TASK BRIEF:
Without the pictures, copy the entries below word for word.

Figure contents as structured data:
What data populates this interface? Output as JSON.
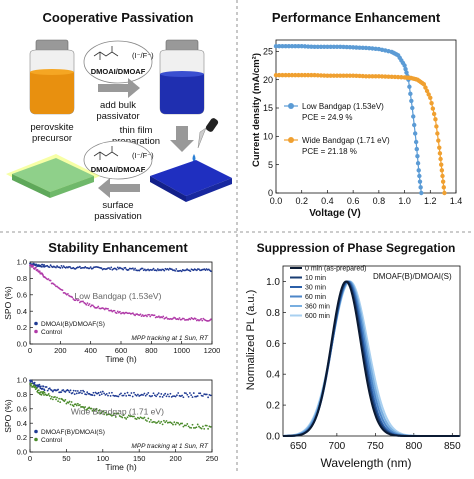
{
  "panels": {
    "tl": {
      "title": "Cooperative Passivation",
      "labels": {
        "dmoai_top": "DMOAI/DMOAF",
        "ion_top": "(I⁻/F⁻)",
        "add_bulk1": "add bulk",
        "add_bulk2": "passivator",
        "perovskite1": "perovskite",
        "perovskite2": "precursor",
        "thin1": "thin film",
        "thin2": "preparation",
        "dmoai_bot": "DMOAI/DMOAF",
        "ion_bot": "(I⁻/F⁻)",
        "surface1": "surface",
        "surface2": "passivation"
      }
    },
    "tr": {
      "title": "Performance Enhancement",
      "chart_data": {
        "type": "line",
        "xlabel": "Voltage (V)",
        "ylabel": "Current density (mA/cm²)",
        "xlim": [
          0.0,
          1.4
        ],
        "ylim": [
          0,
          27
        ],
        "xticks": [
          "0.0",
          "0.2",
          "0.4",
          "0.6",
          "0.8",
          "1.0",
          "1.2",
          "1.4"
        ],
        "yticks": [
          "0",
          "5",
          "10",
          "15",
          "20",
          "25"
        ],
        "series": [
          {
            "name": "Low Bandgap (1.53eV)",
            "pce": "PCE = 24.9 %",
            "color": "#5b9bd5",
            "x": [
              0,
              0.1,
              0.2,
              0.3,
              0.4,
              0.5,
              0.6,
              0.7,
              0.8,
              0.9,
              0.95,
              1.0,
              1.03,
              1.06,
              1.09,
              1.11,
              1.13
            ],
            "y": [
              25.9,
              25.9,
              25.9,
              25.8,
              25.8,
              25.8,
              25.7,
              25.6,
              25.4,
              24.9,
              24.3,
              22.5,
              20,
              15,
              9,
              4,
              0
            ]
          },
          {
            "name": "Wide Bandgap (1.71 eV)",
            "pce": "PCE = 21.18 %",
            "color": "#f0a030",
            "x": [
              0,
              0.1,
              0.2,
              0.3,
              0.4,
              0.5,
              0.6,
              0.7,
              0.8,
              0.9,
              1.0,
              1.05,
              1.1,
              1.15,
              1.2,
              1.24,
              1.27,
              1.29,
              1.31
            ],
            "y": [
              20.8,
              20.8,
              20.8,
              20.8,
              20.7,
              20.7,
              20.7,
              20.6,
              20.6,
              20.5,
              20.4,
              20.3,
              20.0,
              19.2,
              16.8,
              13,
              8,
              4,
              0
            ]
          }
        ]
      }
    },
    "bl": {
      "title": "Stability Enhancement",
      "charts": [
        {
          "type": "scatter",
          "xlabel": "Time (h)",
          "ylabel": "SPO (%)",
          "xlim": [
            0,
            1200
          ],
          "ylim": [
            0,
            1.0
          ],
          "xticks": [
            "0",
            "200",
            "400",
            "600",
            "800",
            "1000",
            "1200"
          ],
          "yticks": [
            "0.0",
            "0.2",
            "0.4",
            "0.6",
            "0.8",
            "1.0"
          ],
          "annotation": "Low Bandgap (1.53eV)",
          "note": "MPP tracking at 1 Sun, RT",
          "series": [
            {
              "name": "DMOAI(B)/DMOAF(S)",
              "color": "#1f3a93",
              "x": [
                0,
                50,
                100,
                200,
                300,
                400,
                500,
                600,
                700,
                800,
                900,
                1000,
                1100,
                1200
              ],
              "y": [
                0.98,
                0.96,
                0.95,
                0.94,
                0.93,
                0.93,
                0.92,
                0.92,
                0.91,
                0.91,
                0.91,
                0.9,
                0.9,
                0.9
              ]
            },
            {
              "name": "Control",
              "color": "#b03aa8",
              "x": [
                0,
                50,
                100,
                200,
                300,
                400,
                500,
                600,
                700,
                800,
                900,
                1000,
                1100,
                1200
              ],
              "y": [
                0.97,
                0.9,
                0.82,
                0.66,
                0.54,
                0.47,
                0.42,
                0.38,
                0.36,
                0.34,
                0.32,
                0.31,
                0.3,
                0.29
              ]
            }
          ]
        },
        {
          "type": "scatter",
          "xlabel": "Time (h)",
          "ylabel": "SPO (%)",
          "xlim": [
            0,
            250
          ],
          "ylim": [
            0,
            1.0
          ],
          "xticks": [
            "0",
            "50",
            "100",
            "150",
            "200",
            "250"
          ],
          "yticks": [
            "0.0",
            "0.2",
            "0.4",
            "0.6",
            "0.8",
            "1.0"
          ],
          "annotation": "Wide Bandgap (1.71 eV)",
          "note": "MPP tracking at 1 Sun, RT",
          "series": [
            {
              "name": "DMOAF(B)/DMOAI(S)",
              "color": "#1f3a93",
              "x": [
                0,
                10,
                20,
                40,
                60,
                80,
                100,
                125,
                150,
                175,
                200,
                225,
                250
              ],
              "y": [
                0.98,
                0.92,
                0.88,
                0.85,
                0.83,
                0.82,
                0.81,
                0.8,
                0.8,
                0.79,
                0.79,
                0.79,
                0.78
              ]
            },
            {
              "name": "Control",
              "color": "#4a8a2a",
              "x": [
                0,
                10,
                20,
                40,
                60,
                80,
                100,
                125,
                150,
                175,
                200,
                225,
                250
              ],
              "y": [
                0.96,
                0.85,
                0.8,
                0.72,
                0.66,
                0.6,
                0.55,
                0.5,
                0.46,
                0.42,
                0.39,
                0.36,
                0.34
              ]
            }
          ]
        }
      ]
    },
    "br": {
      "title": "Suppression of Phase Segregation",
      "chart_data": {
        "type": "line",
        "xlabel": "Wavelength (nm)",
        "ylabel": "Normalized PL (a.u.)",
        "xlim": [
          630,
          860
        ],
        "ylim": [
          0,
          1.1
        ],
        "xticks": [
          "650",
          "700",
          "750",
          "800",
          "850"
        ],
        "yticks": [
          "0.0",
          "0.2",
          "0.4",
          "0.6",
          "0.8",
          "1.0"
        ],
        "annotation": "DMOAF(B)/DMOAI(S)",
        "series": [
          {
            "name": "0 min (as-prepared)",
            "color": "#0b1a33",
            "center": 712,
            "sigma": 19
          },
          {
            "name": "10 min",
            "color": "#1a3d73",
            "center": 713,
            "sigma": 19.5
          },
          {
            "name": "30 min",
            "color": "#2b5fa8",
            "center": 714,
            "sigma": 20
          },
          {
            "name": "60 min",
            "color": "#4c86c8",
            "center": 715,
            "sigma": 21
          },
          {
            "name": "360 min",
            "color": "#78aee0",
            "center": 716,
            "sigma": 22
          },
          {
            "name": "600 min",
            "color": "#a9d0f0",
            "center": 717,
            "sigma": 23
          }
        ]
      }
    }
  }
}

TASK RESPONSE:
What data populates this interface? Output as JSON.
{
  "panels": {
    "tl": {
      "title": "Cooperative Passivation",
      "labels": {
        "dmoai_top": "DMOAI/DMOAF",
        "ion_top": "(I⁻/F⁻)",
        "add_bulk1": "add bulk",
        "add_bulk2": "passivator",
        "perovskite1": "perovskite",
        "perovskite2": "precursor",
        "thin1": "thin film",
        "thin2": "preparation",
        "dmoai_bot": "DMOAI/DMOAF",
        "ion_bot": "(I⁻/F⁻)",
        "surface1": "surface",
        "surface2": "passivation"
      }
    },
    "tr": {
      "title": "Performance Enhancement",
      "chart_data": {
        "type": "line",
        "xlabel": "Voltage (V)",
        "ylabel": "Current density (mA/cm²)",
        "xlim": [
          0.0,
          1.4
        ],
        "ylim": [
          0,
          27
        ],
        "xticks": [
          "0.0",
          "0.2",
          "0.4",
          "0.6",
          "0.8",
          "1.0",
          "1.2",
          "1.4"
        ],
        "yticks": [
          "0",
          "5",
          "10",
          "15",
          "20",
          "25"
        ],
        "series": [
          {
            "name": "Low Bandgap (1.53eV)",
            "pce": "PCE = 24.9 %",
            "color": "#5b9bd5",
            "x": [
              0,
              0.1,
              0.2,
              0.3,
              0.4,
              0.5,
              0.6,
              0.7,
              0.8,
              0.9,
              0.95,
              1.0,
              1.03,
              1.06,
              1.09,
              1.11,
              1.13
            ],
            "y": [
              25.9,
              25.9,
              25.9,
              25.8,
              25.8,
              25.8,
              25.7,
              25.6,
              25.4,
              24.9,
              24.3,
              22.5,
              20,
              15,
              9,
              4,
              0
            ]
          },
          {
            "name": "Wide Bandgap (1.71 eV)",
            "pce": "PCE = 21.18 %",
            "color": "#f0a030",
            "x": [
              0,
              0.1,
              0.2,
              0.3,
              0.4,
              0.5,
              0.6,
              0.7,
              0.8,
              0.9,
              1.0,
              1.05,
              1.1,
              1.15,
              1.2,
              1.24,
              1.27,
              1.29,
              1.31
            ],
            "y": [
              20.8,
              20.8,
              20.8,
              20.8,
              20.7,
              20.7,
              20.7,
              20.6,
              20.6,
              20.5,
              20.4,
              20.3,
              20.0,
              19.2,
              16.8,
              13,
              8,
              4,
              0
            ]
          }
        ]
      }
    },
    "bl": {
      "title": "Stability Enhancement",
      "charts": [
        {
          "type": "scatter",
          "xlabel": "Time (h)",
          "ylabel": "SPO (%)",
          "xlim": [
            0,
            1200
          ],
          "ylim": [
            0,
            1.0
          ],
          "xticks": [
            "0",
            "200",
            "400",
            "600",
            "800",
            "1000",
            "1200"
          ],
          "yticks": [
            "0.0",
            "0.2",
            "0.4",
            "0.6",
            "0.8",
            "1.0"
          ],
          "annotation": "Low Bandgap (1.53eV)",
          "note": "MPP tracking at 1 Sun, RT",
          "series": [
            {
              "name": "DMOAI(B)/DMOAF(S)",
              "color": "#1f3a93",
              "x": [
                0,
                50,
                100,
                200,
                300,
                400,
                500,
                600,
                700,
                800,
                900,
                1000,
                1100,
                1200
              ],
              "y": [
                0.98,
                0.96,
                0.95,
                0.94,
                0.93,
                0.93,
                0.92,
                0.92,
                0.91,
                0.91,
                0.91,
                0.9,
                0.9,
                0.9
              ]
            },
            {
              "name": "Control",
              "color": "#b03aa8",
              "x": [
                0,
                50,
                100,
                200,
                300,
                400,
                500,
                600,
                700,
                800,
                900,
                1000,
                1100,
                1200
              ],
              "y": [
                0.97,
                0.9,
                0.82,
                0.66,
                0.54,
                0.47,
                0.42,
                0.38,
                0.36,
                0.34,
                0.32,
                0.31,
                0.3,
                0.29
              ]
            }
          ]
        },
        {
          "type": "scatter",
          "xlabel": "Time (h)",
          "ylabel": "SPO (%)",
          "xlim": [
            0,
            250
          ],
          "ylim": [
            0,
            1.0
          ],
          "xticks": [
            "0",
            "50",
            "100",
            "150",
            "200",
            "250"
          ],
          "yticks": [
            "0.0",
            "0.2",
            "0.4",
            "0.6",
            "0.8",
            "1.0"
          ],
          "annotation": "Wide Bandgap (1.71 eV)",
          "note": "MPP tracking at 1 Sun, RT",
          "series": [
            {
              "name": "DMOAF(B)/DMOAI(S)",
              "color": "#1f3a93",
              "x": [
                0,
                10,
                20,
                40,
                60,
                80,
                100,
                125,
                150,
                175,
                200,
                225,
                250
              ],
              "y": [
                0.98,
                0.92,
                0.88,
                0.85,
                0.83,
                0.82,
                0.81,
                0.8,
                0.8,
                0.79,
                0.79,
                0.79,
                0.78
              ]
            },
            {
              "name": "Control",
              "color": "#4a8a2a",
              "x": [
                0,
                10,
                20,
                40,
                60,
                80,
                100,
                125,
                150,
                175,
                200,
                225,
                250
              ],
              "y": [
                0.96,
                0.85,
                0.8,
                0.72,
                0.66,
                0.6,
                0.55,
                0.5,
                0.46,
                0.42,
                0.39,
                0.36,
                0.34
              ]
            }
          ]
        }
      ]
    },
    "br": {
      "title": "Suppression of Phase Segregation",
      "chart_data": {
        "type": "line",
        "xlabel": "Wavelength (nm)",
        "ylabel": "Normalized PL (a.u.)",
        "xlim": [
          630,
          860
        ],
        "ylim": [
          0,
          1.1
        ],
        "xticks": [
          "650",
          "700",
          "750",
          "800",
          "850"
        ],
        "yticks": [
          "0.0",
          "0.2",
          "0.4",
          "0.6",
          "0.8",
          "1.0"
        ],
        "annotation": "DMOAF(B)/DMOAI(S)",
        "series": [
          {
            "name": "0 min (as-prepared)",
            "color": "#0b1a33",
            "center": 712,
            "sigma": 19
          },
          {
            "name": "10 min",
            "color": "#1a3d73",
            "center": 713,
            "sigma": 19.5
          },
          {
            "name": "30 min",
            "color": "#2b5fa8",
            "center": 714,
            "sigma": 20
          },
          {
            "name": "60 min",
            "color": "#4c86c8",
            "center": 715,
            "sigma": 21
          },
          {
            "name": "360 min",
            "color": "#78aee0",
            "center": 716,
            "sigma": 22
          },
          {
            "name": "600 min",
            "color": "#a9d0f0",
            "center": 717,
            "sigma": 23
          }
        ]
      }
    }
  }
}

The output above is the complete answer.